— begin —
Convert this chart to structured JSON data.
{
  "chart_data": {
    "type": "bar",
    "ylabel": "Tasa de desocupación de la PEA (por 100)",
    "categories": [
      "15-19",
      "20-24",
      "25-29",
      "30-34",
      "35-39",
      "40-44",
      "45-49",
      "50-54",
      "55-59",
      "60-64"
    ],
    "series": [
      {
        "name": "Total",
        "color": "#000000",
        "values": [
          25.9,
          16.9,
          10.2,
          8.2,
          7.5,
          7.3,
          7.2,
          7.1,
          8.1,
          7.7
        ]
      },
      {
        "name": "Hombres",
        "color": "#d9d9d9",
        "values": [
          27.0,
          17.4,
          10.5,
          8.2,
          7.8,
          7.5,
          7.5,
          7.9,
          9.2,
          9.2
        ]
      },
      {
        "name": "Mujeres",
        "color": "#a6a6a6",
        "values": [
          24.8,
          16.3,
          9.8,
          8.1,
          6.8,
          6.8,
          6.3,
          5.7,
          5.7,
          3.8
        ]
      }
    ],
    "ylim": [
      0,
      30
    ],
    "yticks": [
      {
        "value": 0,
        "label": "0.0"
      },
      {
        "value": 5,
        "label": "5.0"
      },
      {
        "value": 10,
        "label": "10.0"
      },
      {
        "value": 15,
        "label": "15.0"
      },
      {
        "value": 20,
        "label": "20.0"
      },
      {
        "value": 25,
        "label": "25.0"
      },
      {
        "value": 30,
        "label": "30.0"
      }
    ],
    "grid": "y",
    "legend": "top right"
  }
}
— end —
Challenge |
Search the records above for "color". Copy each line where it is found.

Complete output |
        "color": "#000000",
        "color": "#d9d9d9",
        "color": "#a6a6a6",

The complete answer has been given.